What lines of the data hold the string "amount"? Pull each one out.

— start Entries —

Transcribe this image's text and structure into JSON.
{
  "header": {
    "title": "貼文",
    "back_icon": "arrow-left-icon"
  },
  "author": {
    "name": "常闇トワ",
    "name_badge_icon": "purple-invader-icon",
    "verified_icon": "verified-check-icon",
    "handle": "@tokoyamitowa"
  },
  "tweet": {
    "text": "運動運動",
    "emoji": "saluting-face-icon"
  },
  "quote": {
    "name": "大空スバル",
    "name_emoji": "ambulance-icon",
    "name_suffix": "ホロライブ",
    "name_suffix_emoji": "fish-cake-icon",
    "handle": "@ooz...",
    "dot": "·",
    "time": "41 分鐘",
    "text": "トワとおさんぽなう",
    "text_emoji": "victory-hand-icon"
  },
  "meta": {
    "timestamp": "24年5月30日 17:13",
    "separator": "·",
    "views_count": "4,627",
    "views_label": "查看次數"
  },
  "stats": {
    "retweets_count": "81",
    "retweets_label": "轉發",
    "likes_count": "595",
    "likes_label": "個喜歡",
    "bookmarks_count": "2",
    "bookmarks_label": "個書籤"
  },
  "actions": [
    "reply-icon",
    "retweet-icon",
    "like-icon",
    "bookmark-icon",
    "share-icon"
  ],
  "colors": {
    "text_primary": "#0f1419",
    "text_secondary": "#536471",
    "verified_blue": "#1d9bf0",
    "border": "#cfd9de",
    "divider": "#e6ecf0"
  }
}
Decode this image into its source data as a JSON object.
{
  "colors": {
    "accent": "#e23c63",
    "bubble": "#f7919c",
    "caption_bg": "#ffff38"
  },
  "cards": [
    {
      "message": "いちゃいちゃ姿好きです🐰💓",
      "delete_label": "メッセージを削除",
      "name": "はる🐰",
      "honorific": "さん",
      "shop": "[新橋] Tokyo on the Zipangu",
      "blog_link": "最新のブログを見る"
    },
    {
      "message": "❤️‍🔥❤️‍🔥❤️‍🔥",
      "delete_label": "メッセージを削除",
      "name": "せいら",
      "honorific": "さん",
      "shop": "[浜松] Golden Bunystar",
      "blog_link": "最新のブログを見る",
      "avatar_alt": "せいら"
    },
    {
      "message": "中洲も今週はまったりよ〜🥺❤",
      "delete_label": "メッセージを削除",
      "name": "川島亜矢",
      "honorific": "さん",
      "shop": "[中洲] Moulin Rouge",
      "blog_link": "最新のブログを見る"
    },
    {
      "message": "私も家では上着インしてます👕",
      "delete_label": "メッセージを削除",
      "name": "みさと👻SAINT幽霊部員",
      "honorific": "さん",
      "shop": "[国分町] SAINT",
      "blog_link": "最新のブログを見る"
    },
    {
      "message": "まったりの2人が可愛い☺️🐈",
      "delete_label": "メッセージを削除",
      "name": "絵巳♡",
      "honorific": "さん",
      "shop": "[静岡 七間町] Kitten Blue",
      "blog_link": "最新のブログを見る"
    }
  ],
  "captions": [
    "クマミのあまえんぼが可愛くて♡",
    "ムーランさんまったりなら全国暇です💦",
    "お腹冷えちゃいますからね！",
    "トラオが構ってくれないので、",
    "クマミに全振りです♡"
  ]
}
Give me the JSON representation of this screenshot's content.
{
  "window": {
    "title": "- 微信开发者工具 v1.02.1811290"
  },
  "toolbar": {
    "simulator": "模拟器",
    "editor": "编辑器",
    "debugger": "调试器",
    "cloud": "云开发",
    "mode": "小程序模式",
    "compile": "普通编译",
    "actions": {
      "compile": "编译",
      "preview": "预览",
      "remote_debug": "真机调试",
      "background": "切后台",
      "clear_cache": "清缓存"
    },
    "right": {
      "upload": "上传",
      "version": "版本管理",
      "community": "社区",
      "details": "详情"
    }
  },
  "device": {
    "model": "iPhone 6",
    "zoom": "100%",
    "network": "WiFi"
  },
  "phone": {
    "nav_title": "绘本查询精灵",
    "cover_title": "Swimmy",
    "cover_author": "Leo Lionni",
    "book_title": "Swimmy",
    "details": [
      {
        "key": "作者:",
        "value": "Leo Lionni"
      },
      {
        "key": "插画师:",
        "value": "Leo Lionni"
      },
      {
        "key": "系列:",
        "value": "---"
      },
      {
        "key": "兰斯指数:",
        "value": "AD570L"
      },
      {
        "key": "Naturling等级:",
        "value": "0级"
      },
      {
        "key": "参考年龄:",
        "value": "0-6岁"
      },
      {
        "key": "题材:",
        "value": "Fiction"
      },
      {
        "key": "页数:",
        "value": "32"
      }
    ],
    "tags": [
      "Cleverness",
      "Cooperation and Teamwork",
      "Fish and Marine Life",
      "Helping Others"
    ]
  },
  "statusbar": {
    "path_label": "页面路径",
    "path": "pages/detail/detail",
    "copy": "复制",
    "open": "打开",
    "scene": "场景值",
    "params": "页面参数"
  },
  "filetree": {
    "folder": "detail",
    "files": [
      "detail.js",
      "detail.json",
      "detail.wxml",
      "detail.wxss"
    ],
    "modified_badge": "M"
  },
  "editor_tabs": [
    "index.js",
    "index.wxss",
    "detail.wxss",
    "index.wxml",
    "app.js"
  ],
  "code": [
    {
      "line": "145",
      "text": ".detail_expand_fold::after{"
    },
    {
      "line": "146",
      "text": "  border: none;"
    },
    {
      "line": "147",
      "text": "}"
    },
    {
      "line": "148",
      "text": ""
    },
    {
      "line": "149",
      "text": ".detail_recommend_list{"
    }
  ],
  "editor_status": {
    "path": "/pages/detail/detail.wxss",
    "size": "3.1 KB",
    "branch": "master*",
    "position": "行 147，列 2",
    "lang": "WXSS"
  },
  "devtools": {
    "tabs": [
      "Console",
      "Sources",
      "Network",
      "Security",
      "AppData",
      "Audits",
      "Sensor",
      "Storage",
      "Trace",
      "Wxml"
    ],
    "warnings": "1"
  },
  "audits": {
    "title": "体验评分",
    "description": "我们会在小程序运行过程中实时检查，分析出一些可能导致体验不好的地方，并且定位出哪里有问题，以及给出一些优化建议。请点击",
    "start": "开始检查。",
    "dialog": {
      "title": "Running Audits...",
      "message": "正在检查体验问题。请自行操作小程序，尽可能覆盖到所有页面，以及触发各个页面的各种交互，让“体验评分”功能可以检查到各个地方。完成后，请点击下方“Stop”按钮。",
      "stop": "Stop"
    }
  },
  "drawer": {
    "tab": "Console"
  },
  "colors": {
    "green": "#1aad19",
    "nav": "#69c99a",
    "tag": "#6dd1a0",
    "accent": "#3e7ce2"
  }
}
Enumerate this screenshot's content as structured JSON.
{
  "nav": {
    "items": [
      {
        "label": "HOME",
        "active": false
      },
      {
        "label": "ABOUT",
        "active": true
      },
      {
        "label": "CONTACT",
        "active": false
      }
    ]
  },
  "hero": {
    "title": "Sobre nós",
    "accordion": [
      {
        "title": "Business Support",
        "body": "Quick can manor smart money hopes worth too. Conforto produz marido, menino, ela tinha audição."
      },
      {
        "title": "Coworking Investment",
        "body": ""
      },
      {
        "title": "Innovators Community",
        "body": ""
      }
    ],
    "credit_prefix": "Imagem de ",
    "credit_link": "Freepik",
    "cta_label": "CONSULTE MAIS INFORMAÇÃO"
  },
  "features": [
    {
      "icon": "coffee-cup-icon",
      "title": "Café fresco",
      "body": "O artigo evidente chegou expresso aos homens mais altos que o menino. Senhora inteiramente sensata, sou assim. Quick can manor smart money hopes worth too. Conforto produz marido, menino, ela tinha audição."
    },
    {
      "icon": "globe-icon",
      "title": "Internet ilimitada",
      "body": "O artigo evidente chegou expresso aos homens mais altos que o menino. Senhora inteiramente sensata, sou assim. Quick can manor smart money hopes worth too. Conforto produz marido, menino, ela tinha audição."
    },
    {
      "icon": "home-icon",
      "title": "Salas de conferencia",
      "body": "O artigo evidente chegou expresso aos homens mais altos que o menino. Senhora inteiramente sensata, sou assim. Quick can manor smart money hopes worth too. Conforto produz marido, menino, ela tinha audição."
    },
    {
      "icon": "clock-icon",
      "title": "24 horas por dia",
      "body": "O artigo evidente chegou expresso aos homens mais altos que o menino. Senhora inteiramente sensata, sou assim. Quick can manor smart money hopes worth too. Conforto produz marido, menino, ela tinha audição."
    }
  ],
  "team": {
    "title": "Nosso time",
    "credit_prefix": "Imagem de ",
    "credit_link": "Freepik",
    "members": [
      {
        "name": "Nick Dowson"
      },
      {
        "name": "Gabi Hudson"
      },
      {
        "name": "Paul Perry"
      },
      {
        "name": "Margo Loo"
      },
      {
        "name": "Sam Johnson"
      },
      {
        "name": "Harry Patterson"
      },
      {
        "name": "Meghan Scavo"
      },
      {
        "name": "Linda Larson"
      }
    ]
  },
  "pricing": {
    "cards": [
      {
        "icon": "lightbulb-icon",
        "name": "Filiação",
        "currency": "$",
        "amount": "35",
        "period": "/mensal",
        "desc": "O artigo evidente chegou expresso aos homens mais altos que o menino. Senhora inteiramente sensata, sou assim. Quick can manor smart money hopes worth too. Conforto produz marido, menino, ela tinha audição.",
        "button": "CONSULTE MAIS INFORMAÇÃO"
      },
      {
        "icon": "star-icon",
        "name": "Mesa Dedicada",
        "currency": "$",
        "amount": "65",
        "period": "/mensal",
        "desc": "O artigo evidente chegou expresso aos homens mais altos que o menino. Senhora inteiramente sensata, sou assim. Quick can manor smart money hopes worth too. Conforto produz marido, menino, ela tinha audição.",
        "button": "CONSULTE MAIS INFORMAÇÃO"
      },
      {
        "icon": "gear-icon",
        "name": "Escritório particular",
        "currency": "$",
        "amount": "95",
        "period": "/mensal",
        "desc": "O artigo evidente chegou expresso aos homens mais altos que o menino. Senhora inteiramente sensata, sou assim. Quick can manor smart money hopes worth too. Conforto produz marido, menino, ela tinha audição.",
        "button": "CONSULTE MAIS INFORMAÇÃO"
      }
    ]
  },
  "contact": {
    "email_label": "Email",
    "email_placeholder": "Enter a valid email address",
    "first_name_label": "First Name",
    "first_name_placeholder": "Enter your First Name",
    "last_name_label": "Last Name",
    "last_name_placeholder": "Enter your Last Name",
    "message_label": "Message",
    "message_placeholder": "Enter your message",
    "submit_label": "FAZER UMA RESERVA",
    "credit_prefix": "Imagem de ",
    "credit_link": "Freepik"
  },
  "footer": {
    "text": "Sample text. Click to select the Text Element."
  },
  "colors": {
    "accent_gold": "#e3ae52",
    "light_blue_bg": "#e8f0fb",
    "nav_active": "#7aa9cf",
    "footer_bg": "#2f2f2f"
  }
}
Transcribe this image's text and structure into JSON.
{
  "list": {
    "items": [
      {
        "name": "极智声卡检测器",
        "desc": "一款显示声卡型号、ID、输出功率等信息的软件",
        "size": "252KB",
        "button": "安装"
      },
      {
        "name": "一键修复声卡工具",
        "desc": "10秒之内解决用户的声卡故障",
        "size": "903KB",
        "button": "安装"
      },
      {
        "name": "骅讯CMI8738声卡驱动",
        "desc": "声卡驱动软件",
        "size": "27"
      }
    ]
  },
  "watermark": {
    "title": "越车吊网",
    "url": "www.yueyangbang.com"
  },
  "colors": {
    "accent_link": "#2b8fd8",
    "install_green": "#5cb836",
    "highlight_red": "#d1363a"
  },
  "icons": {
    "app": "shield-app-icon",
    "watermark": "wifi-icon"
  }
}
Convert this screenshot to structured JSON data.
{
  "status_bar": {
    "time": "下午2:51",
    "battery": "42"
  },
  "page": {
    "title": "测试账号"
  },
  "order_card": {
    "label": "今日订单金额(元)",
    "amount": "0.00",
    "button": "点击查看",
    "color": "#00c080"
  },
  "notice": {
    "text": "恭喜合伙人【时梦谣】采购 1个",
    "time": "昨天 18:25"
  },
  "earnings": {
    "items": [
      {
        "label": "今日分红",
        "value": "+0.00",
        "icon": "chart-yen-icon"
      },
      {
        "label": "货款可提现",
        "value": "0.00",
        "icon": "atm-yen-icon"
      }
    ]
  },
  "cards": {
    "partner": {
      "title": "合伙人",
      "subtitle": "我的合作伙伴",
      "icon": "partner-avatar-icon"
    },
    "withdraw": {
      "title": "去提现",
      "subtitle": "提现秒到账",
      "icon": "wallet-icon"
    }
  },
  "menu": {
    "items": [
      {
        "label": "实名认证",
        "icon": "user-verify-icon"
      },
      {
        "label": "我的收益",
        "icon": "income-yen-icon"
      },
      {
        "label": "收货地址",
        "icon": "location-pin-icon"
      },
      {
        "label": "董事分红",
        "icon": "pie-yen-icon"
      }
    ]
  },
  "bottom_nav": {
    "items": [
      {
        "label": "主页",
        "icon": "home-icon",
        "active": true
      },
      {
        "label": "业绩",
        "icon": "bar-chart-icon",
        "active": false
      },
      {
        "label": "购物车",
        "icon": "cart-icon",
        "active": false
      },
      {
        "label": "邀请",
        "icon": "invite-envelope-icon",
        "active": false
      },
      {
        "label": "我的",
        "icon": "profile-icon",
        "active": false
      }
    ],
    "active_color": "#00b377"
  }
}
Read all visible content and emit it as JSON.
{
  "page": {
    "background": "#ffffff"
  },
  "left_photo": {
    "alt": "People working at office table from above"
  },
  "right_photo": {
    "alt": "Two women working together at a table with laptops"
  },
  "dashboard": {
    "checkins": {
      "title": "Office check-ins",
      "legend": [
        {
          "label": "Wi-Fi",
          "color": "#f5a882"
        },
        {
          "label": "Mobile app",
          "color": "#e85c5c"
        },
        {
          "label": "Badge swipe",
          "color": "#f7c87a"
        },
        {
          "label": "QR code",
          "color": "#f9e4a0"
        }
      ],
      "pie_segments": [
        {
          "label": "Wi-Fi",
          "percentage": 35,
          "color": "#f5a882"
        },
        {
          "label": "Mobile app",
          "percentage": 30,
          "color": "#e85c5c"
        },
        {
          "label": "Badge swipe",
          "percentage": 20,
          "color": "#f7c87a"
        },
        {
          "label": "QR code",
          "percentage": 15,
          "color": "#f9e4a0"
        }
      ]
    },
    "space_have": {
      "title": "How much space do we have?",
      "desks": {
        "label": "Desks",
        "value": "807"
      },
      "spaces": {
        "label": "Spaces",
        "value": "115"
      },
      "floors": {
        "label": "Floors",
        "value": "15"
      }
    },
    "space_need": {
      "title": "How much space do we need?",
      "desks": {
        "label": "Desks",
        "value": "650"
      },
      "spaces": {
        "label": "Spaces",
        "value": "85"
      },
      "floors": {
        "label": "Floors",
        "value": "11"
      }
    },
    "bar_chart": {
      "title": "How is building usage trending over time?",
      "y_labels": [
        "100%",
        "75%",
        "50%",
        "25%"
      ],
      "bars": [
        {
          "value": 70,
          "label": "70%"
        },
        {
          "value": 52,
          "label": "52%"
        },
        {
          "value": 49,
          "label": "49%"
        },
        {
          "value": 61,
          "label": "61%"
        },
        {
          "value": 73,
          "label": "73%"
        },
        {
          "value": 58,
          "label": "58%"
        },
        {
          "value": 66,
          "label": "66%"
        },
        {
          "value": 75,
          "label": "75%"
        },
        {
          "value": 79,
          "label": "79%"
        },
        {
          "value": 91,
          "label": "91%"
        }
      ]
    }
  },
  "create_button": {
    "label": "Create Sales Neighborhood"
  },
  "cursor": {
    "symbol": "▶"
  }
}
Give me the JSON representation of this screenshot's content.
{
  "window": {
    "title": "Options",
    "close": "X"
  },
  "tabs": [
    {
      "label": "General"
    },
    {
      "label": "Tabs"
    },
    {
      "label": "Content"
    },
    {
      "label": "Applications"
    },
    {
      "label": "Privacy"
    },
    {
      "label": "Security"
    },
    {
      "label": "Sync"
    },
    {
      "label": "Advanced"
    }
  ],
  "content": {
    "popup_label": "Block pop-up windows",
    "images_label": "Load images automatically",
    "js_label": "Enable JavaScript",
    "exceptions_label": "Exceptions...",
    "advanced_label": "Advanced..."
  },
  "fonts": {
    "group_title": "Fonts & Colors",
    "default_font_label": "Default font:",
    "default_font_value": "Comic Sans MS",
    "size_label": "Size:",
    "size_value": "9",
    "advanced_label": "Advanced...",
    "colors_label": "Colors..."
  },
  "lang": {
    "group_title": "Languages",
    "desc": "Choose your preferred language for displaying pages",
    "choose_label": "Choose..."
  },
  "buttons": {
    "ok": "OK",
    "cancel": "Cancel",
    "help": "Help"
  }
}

— end Entries —

Answer to this exercise:
        "amount": "35",
        "amount": "65",
        "amount": "95",
    "amount": "0.00",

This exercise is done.